## The problem
Scan the lines below for "Output"; report the number of lines that contain it, and only that.

## Working data
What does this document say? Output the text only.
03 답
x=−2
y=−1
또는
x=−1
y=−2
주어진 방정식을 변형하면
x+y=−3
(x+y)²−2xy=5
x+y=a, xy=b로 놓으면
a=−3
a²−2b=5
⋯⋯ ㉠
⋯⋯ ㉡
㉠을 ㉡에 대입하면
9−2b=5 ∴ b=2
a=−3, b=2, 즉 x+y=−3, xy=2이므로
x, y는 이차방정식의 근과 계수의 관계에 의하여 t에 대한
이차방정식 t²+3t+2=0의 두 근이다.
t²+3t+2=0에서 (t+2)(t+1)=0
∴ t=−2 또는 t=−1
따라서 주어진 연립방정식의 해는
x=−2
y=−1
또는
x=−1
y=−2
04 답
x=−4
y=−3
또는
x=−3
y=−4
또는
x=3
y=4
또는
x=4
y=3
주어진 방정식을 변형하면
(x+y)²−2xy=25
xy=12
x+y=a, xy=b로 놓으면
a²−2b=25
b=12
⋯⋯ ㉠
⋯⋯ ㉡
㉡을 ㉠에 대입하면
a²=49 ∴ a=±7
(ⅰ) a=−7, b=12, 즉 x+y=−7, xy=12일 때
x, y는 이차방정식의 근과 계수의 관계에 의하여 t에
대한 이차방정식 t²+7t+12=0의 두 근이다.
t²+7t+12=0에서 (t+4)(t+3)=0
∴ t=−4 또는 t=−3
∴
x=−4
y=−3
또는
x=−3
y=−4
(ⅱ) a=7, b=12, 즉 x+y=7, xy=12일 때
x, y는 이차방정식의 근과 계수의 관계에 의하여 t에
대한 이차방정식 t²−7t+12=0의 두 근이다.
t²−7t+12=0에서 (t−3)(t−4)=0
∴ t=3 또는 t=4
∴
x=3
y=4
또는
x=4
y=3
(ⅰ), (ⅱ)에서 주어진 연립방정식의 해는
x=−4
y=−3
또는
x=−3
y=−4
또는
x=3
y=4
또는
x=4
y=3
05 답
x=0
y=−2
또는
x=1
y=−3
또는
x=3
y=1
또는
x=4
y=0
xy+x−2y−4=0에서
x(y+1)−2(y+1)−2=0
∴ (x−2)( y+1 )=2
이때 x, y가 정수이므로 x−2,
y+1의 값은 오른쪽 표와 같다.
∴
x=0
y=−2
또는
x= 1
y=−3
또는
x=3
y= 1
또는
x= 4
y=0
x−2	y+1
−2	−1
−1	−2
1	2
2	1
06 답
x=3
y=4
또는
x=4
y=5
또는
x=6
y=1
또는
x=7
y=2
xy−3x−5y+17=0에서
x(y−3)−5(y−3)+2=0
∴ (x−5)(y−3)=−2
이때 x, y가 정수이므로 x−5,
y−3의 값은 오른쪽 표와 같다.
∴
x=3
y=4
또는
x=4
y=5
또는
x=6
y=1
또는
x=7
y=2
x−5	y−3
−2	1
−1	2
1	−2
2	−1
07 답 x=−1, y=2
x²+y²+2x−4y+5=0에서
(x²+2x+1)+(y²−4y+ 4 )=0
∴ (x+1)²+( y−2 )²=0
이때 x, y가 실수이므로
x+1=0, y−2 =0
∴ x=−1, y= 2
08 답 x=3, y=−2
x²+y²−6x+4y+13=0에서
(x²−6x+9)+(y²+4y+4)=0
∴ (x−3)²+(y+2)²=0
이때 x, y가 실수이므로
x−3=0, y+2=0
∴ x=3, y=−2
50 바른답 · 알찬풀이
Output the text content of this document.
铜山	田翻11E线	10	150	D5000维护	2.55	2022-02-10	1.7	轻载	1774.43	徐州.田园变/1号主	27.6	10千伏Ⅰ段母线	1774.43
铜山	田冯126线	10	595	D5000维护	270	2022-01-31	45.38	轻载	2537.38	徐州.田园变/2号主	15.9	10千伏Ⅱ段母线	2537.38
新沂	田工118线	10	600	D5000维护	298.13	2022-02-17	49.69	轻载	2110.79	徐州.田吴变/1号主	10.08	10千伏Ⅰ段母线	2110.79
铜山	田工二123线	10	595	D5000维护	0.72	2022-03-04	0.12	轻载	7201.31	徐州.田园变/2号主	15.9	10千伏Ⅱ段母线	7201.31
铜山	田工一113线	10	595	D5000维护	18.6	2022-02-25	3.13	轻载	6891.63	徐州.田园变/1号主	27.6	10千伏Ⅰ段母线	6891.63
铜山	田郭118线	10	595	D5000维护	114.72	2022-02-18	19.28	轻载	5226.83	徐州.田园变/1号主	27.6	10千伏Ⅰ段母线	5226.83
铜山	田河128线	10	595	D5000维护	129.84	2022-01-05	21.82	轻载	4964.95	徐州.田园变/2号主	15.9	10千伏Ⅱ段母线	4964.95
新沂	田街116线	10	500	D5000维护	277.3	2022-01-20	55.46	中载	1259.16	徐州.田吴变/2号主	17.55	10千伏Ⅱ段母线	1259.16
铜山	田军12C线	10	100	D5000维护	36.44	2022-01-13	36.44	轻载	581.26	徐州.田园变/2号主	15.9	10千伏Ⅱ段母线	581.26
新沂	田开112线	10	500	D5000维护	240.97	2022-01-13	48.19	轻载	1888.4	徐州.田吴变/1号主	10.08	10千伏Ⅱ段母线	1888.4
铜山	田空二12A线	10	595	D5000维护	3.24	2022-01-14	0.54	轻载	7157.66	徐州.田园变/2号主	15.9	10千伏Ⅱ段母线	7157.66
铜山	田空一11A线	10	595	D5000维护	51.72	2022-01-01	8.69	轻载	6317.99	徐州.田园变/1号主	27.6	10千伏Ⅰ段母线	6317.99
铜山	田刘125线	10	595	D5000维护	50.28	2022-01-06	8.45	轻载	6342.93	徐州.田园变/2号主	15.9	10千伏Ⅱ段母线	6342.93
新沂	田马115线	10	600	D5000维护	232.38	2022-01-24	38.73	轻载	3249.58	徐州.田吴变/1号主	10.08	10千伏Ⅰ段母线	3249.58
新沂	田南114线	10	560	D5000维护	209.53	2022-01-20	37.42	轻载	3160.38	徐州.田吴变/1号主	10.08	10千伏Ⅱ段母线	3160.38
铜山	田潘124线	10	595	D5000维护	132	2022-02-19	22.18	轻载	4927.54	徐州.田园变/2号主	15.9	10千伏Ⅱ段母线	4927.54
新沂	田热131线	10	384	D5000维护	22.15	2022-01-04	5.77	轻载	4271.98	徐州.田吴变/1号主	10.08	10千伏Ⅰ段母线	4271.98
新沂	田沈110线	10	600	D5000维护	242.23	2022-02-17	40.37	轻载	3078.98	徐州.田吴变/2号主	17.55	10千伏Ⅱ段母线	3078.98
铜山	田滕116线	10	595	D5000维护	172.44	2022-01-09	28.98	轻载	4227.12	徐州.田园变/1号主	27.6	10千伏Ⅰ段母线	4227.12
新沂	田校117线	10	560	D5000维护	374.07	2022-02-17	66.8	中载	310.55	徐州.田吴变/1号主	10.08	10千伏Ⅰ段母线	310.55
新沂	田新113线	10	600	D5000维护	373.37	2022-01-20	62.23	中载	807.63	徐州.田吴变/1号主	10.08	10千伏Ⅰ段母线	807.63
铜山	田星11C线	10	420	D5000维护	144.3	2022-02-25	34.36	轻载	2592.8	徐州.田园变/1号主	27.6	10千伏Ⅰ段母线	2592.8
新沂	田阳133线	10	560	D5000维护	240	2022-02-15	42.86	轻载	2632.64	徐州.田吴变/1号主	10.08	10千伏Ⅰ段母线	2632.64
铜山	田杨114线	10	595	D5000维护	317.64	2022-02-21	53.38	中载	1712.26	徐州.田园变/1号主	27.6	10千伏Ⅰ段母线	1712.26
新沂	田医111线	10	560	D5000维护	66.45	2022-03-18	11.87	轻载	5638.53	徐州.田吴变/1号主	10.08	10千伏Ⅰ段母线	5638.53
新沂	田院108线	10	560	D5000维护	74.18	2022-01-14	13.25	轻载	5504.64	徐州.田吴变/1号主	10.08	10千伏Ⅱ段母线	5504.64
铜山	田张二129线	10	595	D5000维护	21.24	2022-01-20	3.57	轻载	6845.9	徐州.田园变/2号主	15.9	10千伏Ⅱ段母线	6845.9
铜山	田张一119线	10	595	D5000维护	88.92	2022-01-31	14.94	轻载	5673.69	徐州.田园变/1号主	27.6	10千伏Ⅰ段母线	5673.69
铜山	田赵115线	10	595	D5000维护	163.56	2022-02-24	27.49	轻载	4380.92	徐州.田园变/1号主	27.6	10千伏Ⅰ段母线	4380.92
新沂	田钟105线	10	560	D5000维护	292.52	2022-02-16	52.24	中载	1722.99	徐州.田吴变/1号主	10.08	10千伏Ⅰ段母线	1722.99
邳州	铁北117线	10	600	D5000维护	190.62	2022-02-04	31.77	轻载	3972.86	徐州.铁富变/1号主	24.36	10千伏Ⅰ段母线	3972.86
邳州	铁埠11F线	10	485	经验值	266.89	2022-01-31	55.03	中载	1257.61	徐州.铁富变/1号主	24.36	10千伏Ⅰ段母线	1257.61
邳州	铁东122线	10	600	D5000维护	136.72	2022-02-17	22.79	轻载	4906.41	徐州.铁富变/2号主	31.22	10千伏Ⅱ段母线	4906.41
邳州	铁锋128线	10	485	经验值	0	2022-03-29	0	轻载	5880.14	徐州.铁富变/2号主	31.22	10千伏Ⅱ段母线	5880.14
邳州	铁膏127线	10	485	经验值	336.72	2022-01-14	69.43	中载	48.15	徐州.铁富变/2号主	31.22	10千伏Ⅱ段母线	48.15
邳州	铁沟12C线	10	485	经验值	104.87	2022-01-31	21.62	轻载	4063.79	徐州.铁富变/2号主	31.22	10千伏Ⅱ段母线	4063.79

## Worked solution
2